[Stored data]
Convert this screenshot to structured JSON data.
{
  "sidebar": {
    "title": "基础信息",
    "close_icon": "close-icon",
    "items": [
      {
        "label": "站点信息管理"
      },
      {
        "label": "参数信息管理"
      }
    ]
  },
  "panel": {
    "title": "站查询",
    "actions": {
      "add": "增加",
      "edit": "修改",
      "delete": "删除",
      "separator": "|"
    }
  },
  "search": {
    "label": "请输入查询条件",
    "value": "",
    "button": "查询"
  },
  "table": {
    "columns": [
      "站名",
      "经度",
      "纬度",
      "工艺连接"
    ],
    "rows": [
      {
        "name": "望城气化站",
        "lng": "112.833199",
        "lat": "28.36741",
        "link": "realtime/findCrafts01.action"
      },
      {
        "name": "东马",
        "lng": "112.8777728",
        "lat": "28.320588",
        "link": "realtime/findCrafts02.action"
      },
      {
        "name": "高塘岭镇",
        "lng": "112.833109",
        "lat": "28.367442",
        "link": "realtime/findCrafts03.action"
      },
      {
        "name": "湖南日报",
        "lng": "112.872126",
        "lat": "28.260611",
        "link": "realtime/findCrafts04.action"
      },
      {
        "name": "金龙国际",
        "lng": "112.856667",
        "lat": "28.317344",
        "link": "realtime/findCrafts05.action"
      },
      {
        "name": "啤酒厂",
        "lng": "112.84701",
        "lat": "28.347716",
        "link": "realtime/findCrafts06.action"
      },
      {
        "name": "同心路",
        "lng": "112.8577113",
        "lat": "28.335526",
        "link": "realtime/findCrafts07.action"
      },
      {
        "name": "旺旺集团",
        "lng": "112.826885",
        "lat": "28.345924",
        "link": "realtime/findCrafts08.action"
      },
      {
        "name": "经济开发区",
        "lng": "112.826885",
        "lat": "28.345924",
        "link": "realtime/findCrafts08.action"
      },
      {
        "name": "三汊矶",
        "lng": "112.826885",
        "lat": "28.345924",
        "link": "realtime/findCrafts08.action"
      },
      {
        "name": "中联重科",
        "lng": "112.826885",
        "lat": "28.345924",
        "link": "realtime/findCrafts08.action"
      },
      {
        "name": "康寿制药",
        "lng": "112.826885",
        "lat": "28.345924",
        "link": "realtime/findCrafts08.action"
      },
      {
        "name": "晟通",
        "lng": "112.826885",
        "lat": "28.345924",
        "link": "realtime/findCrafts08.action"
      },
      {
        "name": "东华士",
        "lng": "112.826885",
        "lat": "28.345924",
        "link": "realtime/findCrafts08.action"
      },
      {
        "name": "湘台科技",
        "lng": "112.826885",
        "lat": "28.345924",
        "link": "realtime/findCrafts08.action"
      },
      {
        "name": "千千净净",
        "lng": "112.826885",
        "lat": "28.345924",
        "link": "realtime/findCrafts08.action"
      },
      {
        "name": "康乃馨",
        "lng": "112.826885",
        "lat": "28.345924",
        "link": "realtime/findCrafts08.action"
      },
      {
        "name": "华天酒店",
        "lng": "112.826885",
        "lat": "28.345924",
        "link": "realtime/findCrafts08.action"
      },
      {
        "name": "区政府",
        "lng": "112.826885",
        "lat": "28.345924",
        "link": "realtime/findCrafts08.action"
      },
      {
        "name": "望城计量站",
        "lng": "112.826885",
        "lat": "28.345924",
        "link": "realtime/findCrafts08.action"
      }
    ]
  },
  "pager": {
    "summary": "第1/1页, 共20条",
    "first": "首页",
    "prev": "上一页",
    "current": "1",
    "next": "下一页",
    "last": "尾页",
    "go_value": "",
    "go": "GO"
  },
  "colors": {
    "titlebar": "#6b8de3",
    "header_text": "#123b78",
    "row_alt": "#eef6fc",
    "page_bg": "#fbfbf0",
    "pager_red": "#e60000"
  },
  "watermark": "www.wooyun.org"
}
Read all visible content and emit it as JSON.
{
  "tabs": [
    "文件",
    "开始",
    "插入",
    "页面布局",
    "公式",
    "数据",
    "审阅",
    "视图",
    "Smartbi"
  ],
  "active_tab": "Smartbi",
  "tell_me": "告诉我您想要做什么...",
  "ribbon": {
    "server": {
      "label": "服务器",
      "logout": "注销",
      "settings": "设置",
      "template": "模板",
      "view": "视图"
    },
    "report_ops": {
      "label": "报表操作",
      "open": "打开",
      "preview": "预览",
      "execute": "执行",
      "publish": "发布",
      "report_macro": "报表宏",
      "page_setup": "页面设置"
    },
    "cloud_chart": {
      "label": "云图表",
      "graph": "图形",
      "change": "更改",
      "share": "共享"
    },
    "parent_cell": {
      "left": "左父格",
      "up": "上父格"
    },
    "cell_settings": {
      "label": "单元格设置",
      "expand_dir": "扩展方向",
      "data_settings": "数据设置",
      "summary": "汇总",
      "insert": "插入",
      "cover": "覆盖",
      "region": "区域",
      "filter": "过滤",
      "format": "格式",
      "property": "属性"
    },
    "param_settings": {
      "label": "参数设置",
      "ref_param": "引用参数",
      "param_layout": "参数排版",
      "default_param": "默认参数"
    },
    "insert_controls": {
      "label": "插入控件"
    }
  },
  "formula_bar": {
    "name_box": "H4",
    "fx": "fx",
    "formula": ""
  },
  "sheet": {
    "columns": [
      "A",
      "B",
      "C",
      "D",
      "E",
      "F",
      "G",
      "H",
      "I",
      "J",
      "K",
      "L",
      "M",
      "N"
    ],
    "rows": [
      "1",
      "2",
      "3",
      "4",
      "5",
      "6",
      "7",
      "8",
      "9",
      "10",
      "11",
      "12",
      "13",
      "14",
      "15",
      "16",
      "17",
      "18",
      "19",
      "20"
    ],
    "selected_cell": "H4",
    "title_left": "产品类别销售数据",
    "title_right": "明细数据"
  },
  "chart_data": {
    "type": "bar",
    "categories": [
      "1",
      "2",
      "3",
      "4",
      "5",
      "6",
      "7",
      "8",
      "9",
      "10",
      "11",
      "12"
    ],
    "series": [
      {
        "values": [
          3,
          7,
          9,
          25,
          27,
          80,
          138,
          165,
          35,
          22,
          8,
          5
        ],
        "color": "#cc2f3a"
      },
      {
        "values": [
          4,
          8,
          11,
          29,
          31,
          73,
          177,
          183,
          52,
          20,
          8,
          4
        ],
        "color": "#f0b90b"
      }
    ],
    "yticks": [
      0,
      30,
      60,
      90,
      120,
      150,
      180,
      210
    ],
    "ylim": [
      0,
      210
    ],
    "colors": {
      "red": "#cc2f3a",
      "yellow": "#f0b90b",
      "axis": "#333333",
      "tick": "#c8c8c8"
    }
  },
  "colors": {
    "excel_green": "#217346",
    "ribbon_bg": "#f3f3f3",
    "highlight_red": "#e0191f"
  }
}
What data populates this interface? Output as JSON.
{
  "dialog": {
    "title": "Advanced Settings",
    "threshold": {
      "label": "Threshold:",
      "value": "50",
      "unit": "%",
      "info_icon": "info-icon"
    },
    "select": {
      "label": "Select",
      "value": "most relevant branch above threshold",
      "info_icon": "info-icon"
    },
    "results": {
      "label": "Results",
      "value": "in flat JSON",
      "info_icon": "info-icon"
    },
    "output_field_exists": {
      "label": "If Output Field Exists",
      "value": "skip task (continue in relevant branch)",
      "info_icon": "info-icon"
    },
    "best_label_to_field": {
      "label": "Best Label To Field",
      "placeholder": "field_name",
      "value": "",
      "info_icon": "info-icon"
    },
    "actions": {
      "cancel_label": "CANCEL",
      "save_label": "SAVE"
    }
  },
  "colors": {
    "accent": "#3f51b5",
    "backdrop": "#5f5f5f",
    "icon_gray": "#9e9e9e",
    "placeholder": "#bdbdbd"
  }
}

[What this task involves] Reproduce every line of the data verbatim.

[Exercise answer]
Convert this screenshot to structured JSON data.
{
  "sidebar": {
    "title": "基础信息",
    "close_icon": "close-icon",
    "items": [
      {
        "label": "站点信息管理"
      },
      {
        "label": "参数信息管理"
      }
    ]
  },
  "panel": {
    "title": "站查询",
    "actions": {
      "add": "增加",
      "edit": "修改",
      "delete": "删除",
      "separator": "|"
    }
  },
  "search": {
    "label": "请输入查询条件",
    "value": "",
    "button": "查询"
  },
  "table": {
    "columns": [
      "站名",
      "经度",
      "纬度",
      "工艺连接"
    ],
    "rows": [
      {
        "name": "望城气化站",
        "lng": "112.833199",
        "lat": "28.36741",
        "link": "realtime/findCrafts01.action"
      },
      {
        "name": "东马",
        "lng": "112.8777728",
        "lat": "28.320588",
        "link": "realtime/findCrafts02.action"
      },
      {
        "name": "高塘岭镇",
        "lng": "112.833109",
        "lat": "28.367442",
        "link": "realtime/findCrafts03.action"
      },
      {
        "name": "湖南日报",
        "lng": "112.872126",
        "lat": "28.260611",
        "link": "realtime/findCrafts04.action"
      },
      {
        "name": "金龙国际",
        "lng": "112.856667",
        "lat": "28.317344",
        "link": "realtime/findCrafts05.action"
      },
      {
        "name": "啤酒厂",
        "lng": "112.84701",
        "lat": "28.347716",
        "link": "realtime/findCrafts06.action"
      },
      {
        "name": "同心路",
        "lng": "112.8577113",
        "lat": "28.335526",
        "link": "realtime/findCrafts07.action"
      },
      {
        "name": "旺旺集团",
        "lng": "112.826885",
        "lat": "28.345924",
        "link": "realtime/findCrafts08.action"
      },
      {
        "name": "经济开发区",
        "lng": "112.826885",
        "lat": "28.345924",
        "link": "realtime/findCrafts08.action"
      },
      {
        "name": "三汊矶",
        "lng": "112.826885",
        "lat": "28.345924",
        "link": "realtime/findCrafts08.action"
      },
      {
        "name": "中联重科",
        "lng": "112.826885",
        "lat": "28.345924",
        "link": "realtime/findCrafts08.action"
      },
      {
        "name": "康寿制药",
        "lng": "112.826885",
        "lat": "28.345924",
        "link": "realtime/findCrafts08.action"
      },
      {
        "name": "晟通",
        "lng": "112.826885",
        "lat": "28.345924",
        "link": "realtime/findCrafts08.action"
      },
      {
        "name": "东华士",
        "lng": "112.826885",
        "lat": "28.345924",
        "link": "realtime/findCrafts08.action"
      },
      {
        "name": "湘台科技",
        "lng": "112.826885",
        "lat": "28.345924",
        "link": "realtime/findCrafts08.action"
      },
      {
        "name": "千千净净",
        "lng": "112.826885",
        "lat": "28.345924",
        "link": "realtime/findCrafts08.action"
      },
      {
        "name": "康乃馨",
        "lng": "112.826885",
        "lat": "28.345924",
        "link": "realtime/findCrafts08.action"
      },
      {
        "name": "华天酒店",
        "lng": "112.826885",
        "lat": "28.345924",
        "link": "realtime/findCrafts08.action"
      },
      {
        "name": "区政府",
        "lng": "112.826885",
        "lat": "28.345924",
        "link": "realtime/findCrafts08.action"
      },
      {
        "name": "望城计量站",
        "lng": "112.826885",
        "lat": "28.345924",
        "link": "realtime/findCrafts08.action"
      }
    ]
  },
  "pager": {
    "summary": "第1/1页, 共20条",
    "first": "首页",
    "prev": "上一页",
    "current": "1",
    "next": "下一页",
    "last": "尾页",
    "go_value": "",
    "go": "GO"
  },
  "colors": {
    "titlebar": "#6b8de3",
    "header_text": "#123b78",
    "row_alt": "#eef6fc",
    "page_bg": "#fbfbf0",
    "pager_red": "#e60000"
  },
  "watermark": "www.wooyun.org"
}
Read all visible content and emit it as JSON.
{
  "tabs": [
    "文件",
    "开始",
    "插入",
    "页面布局",
    "公式",
    "数据",
    "审阅",
    "视图",
    "Smartbi"
  ],
  "active_tab": "Smartbi",
  "tell_me": "告诉我您想要做什么...",
  "ribbon": {
    "server": {
      "label": "服务器",
      "logout": "注销",
      "settings": "设置",
      "template": "模板",
      "view": "视图"
    },
    "report_ops": {
      "label": "报表操作",
      "open": "打开",
      "preview": "预览",
      "execute": "执行",
      "publish": "发布",
      "report_macro": "报表宏",
      "page_setup": "页面设置"
    },
    "cloud_chart": {
      "label": "云图表",
      "graph": "图形",
      "change": "更改",
      "share": "共享"
    },
    "parent_cell": {
      "left": "左父格",
      "up": "上父格"
    },
    "cell_settings": {
      "label": "单元格设置",
      "expand_dir": "扩展方向",
      "data_settings": "数据设置",
      "summary": "汇总",
      "insert": "插入",
      "cover": "覆盖",
      "region": "区域",
      "filter": "过滤",
      "format": "格式",
      "property": "属性"
    },
    "param_settings": {
      "label": "参数设置",
      "ref_param": "引用参数",
      "param_layout": "参数排版",
      "default_param": "默认参数"
    },
    "insert_controls": {
      "label": "插入控件"
    }
  },
  "formula_bar": {
    "name_box": "H4",
    "fx": "fx",
    "formula": ""
  },
  "sheet": {
    "columns": [
      "A",
      "B",
      "C",
      "D",
      "E",
      "F",
      "G",
      "H",
      "I",
      "J",
      "K",
      "L",
      "M",
      "N"
    ],
    "rows": [
      "1",
      "2",
      "3",
      "4",
      "5",
      "6",
      "7",
      "8",
      "9",
      "10",
      "11",
      "12",
      "13",
      "14",
      "15",
      "16",
      "17",
      "18",
      "19",
      "20"
    ],
    "selected_cell": "H4",
    "title_left": "产品类别销售数据",
    "title_right": "明细数据"
  },
  "chart_data": {
    "type": "bar",
    "categories": [
      "1",
      "2",
      "3",
      "4",
      "5",
      "6",
      "7",
      "8",
      "9",
      "10",
      "11",
      "12"
    ],
    "series": [
      {
        "values": [
          3,
          7,
          9,
          25,
          27,
          80,
          138,
          165,
          35,
          22,
          8,
          5
        ],
        "color": "#cc2f3a"
      },
      {
        "values": [
          4,
          8,
          11,
          29,
          31,
          73,
          177,
          183,
          52,
          20,
          8,
          4
        ],
        "color": "#f0b90b"
      }
    ],
    "yticks": [
      0,
      30,
      60,
      90,
      120,
      150,
      180,
      210
    ],
    "ylim": [
      0,
      210
    ],
    "colors": {
      "red": "#cc2f3a",
      "yellow": "#f0b90b",
      "axis": "#333333",
      "tick": "#c8c8c8"
    }
  },
  "colors": {
    "excel_green": "#217346",
    "ribbon_bg": "#f3f3f3",
    "highlight_red": "#e0191f"
  }
}
What data populates this interface? Output as JSON.
{
  "dialog": {
    "title": "Advanced Settings",
    "threshold": {
      "label": "Threshold:",
      "value": "50",
      "unit": "%",
      "info_icon": "info-icon"
    },
    "select": {
      "label": "Select",
      "value": "most relevant branch above threshold",
      "info_icon": "info-icon"
    },
    "results": {
      "label": "Results",
      "value": "in flat JSON",
      "info_icon": "info-icon"
    },
    "output_field_exists": {
      "label": "If Output Field Exists",
      "value": "skip task (continue in relevant branch)",
      "info_icon": "info-icon"
    },
    "best_label_to_field": {
      "label": "Best Label To Field",
      "placeholder": "field_name",
      "value": "",
      "info_icon": "info-icon"
    },
    "actions": {
      "cancel_label": "CANCEL",
      "save_label": "SAVE"
    }
  },
  "colors": {
    "accent": "#3f51b5",
    "backdrop": "#5f5f5f",
    "icon_gray": "#9e9e9e",
    "placeholder": "#bdbdbd"
  }
}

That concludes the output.